→ **Proposta da atividade**:
Transcreva fielmente, no texto sobre a franquia de dados na internet fixa, tudo desde “A Agência Nacional” até “na rede fixa.”.

→ **Trecho selecionado**:
====================
A Agência Nacional de Telecomunicações (Anatel) e o já novo Ministério da Ciência, Tecnologia, Inovações e Comunicações, sob o comando de Gilberto Kassab, ensaiaram uma defesa da proposta, mas foram pressionados e a Agência, em abril de 2016, proibiu temporariamente a franquia na rede fixa.

Revoltados com a medida, usuários de internet de todo o país conseguiram frear o processo. Entre maio e junho de 2016, enquete realizada pelo DataSenado resultou em 99% de um total de 608.470 internautas consultados contrários à limitação. “Façam todo o tipo de baixaria, mas não toquem na minha conexão fixa”, era o tom de memes e demais conteúdos que circularam na web contra a iniciativa das teles.

Assim, em raro momento, o Legislativo ouviu a maior parte da sociedade brasileira, que entende que a franquia vai de encontro às necessidades de desenvolvimento social e econômico e ao próprio exercício da liberdade de expressão da população. Em março passado, o Senado aprovou o projeto que agora tramita na Câmara.

Mas a novela, infelizmente, não acabou. A estratégia das operadoras, interessadas apenas no lucro, mostra-se viva. Um grupo de deputados, atendendo à pressão das empresas, ainda pode impedir que o projeto de lei seja aprovado na Casa. Propõem um “acordo” para reduzir o “dano” das teles.

Em entrevista ao site especializado Teletime, o deputado Celso Russomano (PRB-SP) afirmou que o projeto “engessa o setor de telecomunicações”. Para ele, os planos de franquia de internet podem existir se as empresas de telecomunicações oferecerem um serviço de qualidade. Sim, em um mundo ideal e inexistente, as operadoras ofereceriam o serviço a preços módicos e todos os brasileiros teriam acesso à web em seus domicílios. Não é o que acontece. Cerca de metade da população brasileira segue sem acesso domiciliar à rede.

Russomano, conhecido por defender os direitos dos consumidores, agora está propondo que usuários que supostamente consomem grande volume de dados (os chamados heavy users, no jargão técnico), como jogadores online, tenham que contratar planos com franquia limitada.

Vale ressaltar que, até o momento, não há qualquer relatório que comprove, com evidências, o argumento das operadoras de que uma internet vendida apenas por velocidade estaria sobrecarregando a infraestrutura existente. Em audiência pública realizada no último dia 23 de maio, os representantes das teles adoraram a possibilidade de negociar em torno da proposta de limitar os heavy users.

Será preciso então retomar a mobilização se não quisermos que mais esse ataque à internet livre se consolide.

Por que a franquia de dados não faz sentido, especialmente na internet fixa?

Impedir que a franquia de dados seja estabelecida na banda larga fixa é fundamental para a garantia de direitos.
====================
→ **Dados fornecidos**:

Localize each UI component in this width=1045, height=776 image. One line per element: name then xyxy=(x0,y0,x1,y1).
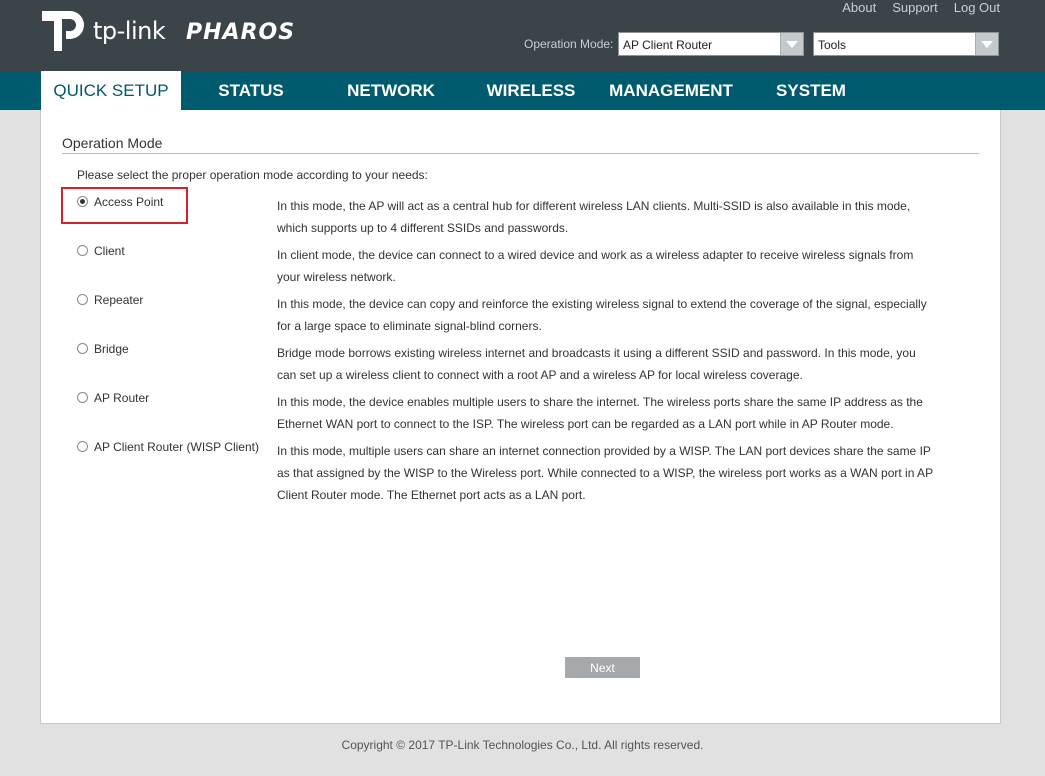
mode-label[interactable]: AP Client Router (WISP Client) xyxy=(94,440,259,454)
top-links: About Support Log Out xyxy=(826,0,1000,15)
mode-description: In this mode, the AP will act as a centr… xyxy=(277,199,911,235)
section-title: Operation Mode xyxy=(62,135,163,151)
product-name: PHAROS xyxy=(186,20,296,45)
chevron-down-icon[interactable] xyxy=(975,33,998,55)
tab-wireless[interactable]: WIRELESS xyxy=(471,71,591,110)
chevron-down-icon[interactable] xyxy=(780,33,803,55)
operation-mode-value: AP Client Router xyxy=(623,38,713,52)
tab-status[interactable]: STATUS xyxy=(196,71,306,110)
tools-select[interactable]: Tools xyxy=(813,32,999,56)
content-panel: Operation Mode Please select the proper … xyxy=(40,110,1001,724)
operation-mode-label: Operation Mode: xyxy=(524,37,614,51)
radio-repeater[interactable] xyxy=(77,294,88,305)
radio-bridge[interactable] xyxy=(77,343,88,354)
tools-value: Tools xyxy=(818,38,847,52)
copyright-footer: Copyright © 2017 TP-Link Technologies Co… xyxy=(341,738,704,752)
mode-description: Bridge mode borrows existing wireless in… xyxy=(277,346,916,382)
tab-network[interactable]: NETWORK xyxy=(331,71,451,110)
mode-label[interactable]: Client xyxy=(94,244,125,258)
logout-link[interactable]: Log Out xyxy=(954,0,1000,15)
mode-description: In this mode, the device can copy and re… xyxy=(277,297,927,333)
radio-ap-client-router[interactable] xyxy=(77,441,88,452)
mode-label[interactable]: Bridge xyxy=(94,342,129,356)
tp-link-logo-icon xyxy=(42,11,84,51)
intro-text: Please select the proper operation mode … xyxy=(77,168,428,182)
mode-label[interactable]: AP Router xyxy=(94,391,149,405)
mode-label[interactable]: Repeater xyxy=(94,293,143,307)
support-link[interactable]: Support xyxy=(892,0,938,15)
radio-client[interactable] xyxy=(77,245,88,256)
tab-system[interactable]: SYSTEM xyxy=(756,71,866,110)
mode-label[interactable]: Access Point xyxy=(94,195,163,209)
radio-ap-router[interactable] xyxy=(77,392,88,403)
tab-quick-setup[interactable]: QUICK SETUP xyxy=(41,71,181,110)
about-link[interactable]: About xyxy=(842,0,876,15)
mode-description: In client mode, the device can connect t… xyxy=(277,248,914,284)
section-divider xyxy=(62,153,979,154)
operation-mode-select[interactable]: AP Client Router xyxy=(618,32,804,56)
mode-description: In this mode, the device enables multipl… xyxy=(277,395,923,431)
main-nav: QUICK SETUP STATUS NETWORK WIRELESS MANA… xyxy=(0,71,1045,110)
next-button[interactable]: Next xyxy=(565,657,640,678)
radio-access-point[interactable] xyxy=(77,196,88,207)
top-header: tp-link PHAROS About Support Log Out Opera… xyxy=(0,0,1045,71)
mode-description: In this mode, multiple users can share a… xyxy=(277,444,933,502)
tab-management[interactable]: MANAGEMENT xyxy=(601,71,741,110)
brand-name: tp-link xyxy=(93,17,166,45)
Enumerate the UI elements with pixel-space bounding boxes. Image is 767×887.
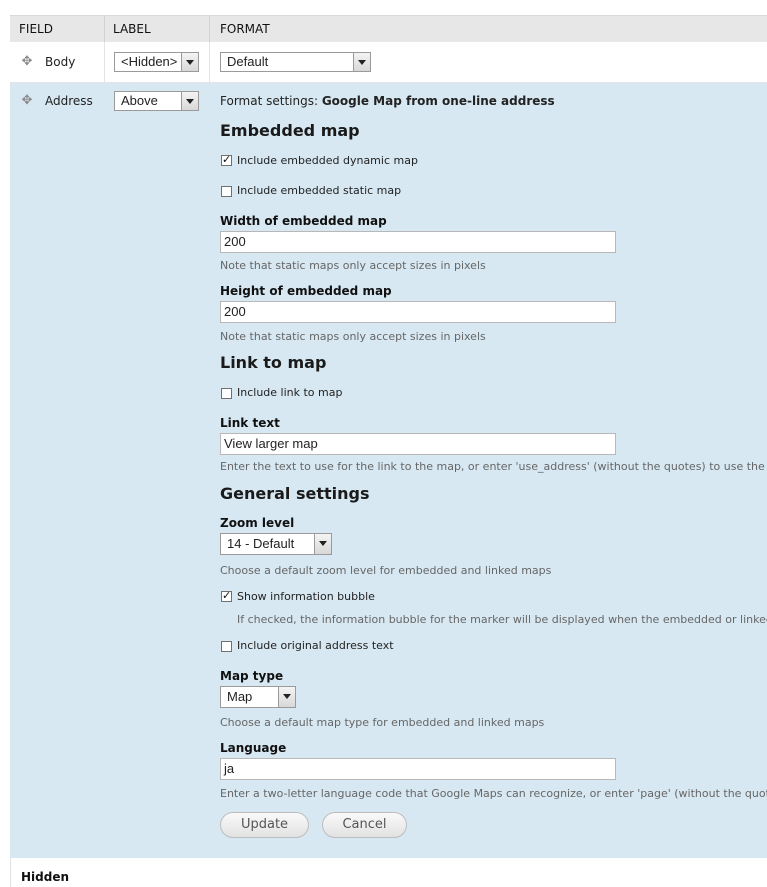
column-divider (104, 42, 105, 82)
====================
→ **Resposta esperada**:
A Agência Nacional de Telecomunicações (Anatel) e o já novo Ministério da Ciência, Tecnologia, Inovações e Comunicações, sob o comando de Gilberto Kassab, ensaiaram uma defesa da proposta, mas foram pressionados e a Agência, em abril de 2016, proibiu temporariamente a franquia na rede fixa.